*Task directions*. From the data that follows, report how many lines hold the string "Партизанская", giving only the number.

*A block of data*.
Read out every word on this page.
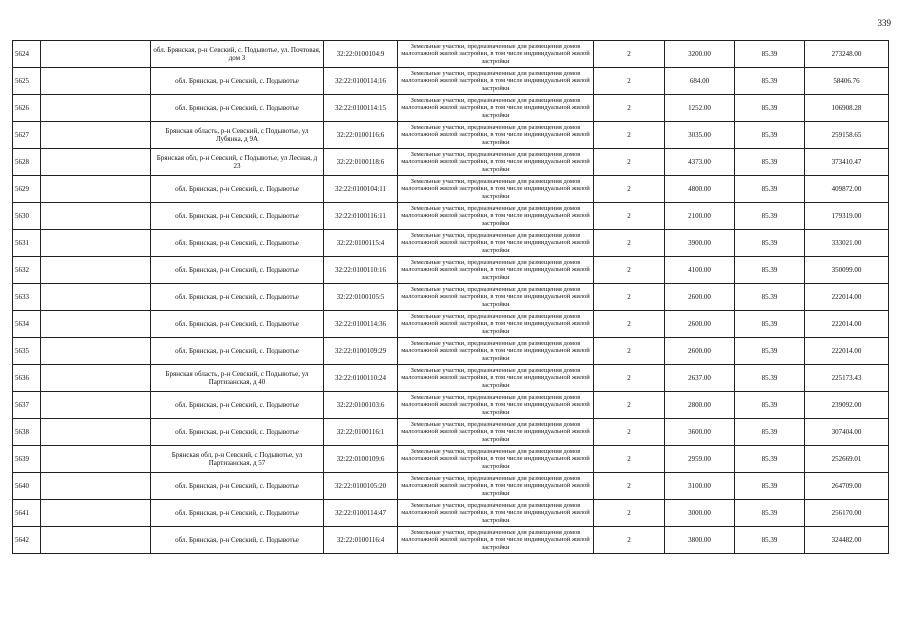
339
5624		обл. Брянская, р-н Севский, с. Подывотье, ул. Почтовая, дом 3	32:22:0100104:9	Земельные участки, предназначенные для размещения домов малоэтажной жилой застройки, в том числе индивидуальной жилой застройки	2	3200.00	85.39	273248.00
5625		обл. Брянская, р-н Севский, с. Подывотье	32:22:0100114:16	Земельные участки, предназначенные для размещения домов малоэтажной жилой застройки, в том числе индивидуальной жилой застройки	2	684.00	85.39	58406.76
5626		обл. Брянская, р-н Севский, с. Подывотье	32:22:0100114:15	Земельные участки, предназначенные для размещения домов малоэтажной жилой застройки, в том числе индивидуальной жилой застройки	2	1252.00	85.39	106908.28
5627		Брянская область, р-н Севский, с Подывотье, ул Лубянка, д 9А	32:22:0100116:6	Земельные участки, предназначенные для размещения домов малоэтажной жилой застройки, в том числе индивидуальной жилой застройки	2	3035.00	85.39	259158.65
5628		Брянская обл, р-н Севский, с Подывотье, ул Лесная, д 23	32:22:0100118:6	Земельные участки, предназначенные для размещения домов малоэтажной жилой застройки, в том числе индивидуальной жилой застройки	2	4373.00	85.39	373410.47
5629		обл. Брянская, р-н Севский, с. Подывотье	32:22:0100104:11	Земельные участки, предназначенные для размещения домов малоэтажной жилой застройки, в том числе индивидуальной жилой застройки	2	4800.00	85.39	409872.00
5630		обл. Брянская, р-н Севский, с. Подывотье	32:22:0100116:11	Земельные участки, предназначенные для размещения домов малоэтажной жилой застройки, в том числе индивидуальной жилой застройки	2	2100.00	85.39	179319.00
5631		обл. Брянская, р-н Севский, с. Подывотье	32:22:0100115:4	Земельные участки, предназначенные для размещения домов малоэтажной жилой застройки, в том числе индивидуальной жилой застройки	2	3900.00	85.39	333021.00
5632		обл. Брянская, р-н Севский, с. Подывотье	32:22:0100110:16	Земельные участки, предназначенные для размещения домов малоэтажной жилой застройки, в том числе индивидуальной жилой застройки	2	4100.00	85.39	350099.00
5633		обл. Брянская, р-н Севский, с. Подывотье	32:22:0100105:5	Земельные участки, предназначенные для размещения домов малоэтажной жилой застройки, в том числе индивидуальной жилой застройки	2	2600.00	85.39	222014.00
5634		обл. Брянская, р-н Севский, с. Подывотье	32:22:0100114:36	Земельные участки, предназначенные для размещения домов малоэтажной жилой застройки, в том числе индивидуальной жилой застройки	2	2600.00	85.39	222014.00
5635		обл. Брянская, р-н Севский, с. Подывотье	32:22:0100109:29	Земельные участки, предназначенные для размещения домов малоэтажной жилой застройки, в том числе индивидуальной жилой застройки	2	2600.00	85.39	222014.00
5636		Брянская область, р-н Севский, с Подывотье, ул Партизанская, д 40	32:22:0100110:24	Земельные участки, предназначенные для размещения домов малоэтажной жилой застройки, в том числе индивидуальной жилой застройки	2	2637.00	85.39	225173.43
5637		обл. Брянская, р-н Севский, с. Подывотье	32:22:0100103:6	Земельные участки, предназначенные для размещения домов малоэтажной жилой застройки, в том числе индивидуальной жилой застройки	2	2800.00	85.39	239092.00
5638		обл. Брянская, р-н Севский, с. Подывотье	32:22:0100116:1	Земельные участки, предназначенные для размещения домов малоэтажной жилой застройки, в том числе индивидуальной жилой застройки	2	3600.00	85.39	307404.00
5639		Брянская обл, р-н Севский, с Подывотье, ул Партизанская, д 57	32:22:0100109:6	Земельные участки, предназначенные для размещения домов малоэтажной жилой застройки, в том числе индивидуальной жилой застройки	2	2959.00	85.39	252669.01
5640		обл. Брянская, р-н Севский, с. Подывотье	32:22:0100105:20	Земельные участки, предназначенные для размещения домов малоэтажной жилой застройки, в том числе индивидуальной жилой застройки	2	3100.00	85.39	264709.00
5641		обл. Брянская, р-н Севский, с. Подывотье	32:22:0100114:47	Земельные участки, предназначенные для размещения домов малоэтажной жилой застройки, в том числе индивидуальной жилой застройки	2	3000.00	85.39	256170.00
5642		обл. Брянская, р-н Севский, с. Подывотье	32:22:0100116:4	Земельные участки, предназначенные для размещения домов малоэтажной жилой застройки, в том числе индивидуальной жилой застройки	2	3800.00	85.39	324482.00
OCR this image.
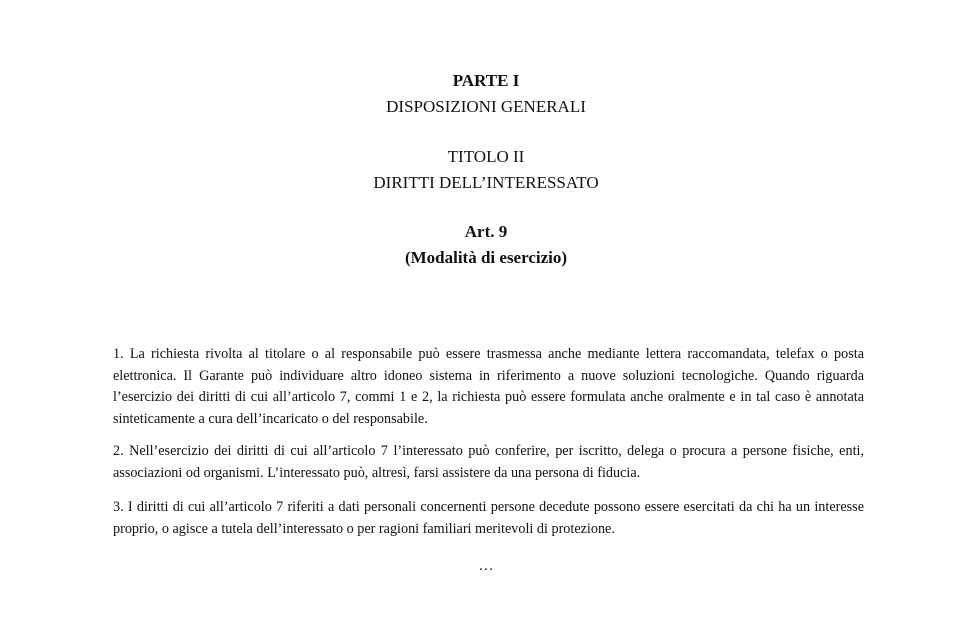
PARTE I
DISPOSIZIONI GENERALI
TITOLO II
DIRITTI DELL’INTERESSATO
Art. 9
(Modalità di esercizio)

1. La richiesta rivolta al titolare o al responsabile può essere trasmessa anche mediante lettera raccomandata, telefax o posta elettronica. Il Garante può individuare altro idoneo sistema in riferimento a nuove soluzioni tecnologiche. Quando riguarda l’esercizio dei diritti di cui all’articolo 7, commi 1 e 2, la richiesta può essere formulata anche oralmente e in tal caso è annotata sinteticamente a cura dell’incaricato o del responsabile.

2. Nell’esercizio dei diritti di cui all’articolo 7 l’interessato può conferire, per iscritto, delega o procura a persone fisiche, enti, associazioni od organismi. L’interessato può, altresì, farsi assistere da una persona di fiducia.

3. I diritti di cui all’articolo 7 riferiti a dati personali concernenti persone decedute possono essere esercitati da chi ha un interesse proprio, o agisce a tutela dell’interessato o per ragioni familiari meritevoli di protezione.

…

*Solution below*. 2